>> Begin RECORD SET
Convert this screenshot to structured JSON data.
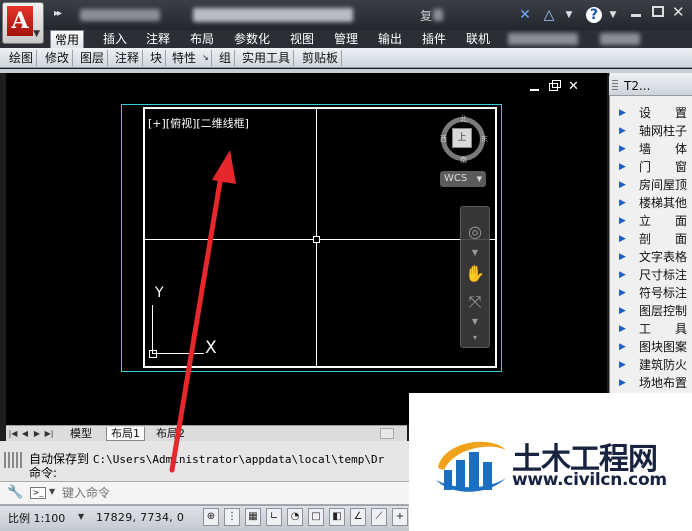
{
  "ribbon": {
    "tabs": [
      "常用",
      "插入",
      "注释",
      "布局",
      "参数化",
      "视图",
      "管理",
      "输出",
      "插件",
      "联机"
    ],
    "active_tab": "常用"
  },
  "panels": [
    "绘图",
    "修改",
    "图层",
    "注释",
    "块",
    "特性",
    "组",
    "实用工具",
    "剪贴板"
  ],
  "title_bar": {
    "partial_char": "复"
  },
  "viewport": {
    "label": "[+][俯视][二维线框]",
    "viewcube": {
      "face": "上",
      "north": "北",
      "south": "南",
      "east": "东",
      "west": "西"
    },
    "wcs_label": "WCS",
    "ucs_x": "X",
    "ucs_y": "Y"
  },
  "layout_tabs": [
    "模型",
    "布局1",
    "布局2"
  ],
  "command": {
    "history_prefix": "自动保存到 ",
    "history_path": "C:\\Users\\Administrator\\appdata\\local\\temp\\Dr",
    "prompt": "命令:",
    "input_placeholder": "键入命令"
  },
  "status_bar": {
    "scale": "比例 1:100",
    "coordinates": "17829, 7734, 0"
  },
  "tool_palette": {
    "title": "T2...",
    "items": [
      "设置",
      "轴网柱子",
      "墙体",
      "门窗",
      "房间屋顶",
      "楼梯其他",
      "立面",
      "剖面",
      "文字表格",
      "尺寸标注",
      "符号标注",
      "图层控制",
      "工具",
      "图块图案",
      "建筑防火",
      "场地布置"
    ]
  },
  "watermark": {
    "title": "土木工程网",
    "url": "www.civilcn.com"
  },
  "colors": {
    "accent_cyan": "#2fd0d6",
    "arrow_red": "#e8262d",
    "canvas": "#000000"
  }
}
>> End RECORD SET
- **REQUIREMENT**: Using the material above, set down every line exactly, but skip the pictures.

- **ANSWER TO THE PROBLEM**:
Convert this screenshot to structured JSON data.
{
  "ribbon": {
    "tabs": [
      "常用",
      "插入",
      "注释",
      "布局",
      "参数化",
      "视图",
      "管理",
      "输出",
      "插件",
      "联机"
    ],
    "active_tab": "常用"
  },
  "panels": [
    "绘图",
    "修改",
    "图层",
    "注释",
    "块",
    "特性",
    "组",
    "实用工具",
    "剪贴板"
  ],
  "title_bar": {
    "partial_char": "复"
  },
  "viewport": {
    "label": "[+][俯视][二维线框]",
    "viewcube": {
      "face": "上",
      "north": "北",
      "south": "南",
      "east": "东",
      "west": "西"
    },
    "wcs_label": "WCS",
    "ucs_x": "X",
    "ucs_y": "Y"
  },
  "layout_tabs": [
    "模型",
    "布局1",
    "布局2"
  ],
  "command": {
    "history_prefix": "自动保存到 ",
    "history_path": "C:\\Users\\Administrator\\appdata\\local\\temp\\Dr",
    "prompt": "命令:",
    "input_placeholder": "键入命令"
  },
  "status_bar": {
    "scale": "比例 1:100",
    "coordinates": "17829, 7734, 0"
  },
  "tool_palette": {
    "title": "T2...",
    "items": [
      "设置",
      "轴网柱子",
      "墙体",
      "门窗",
      "房间屋顶",
      "楼梯其他",
      "立面",
      "剖面",
      "文字表格",
      "尺寸标注",
      "符号标注",
      "图层控制",
      "工具",
      "图块图案",
      "建筑防火",
      "场地布置"
    ]
  },
  "watermark": {
    "title": "土木工程网",
    "url": "www.civilcn.com"
  },
  "colors": {
    "accent_cyan": "#2fd0d6",
    "arrow_red": "#e8262d",
    "canvas": "#000000"
  }
}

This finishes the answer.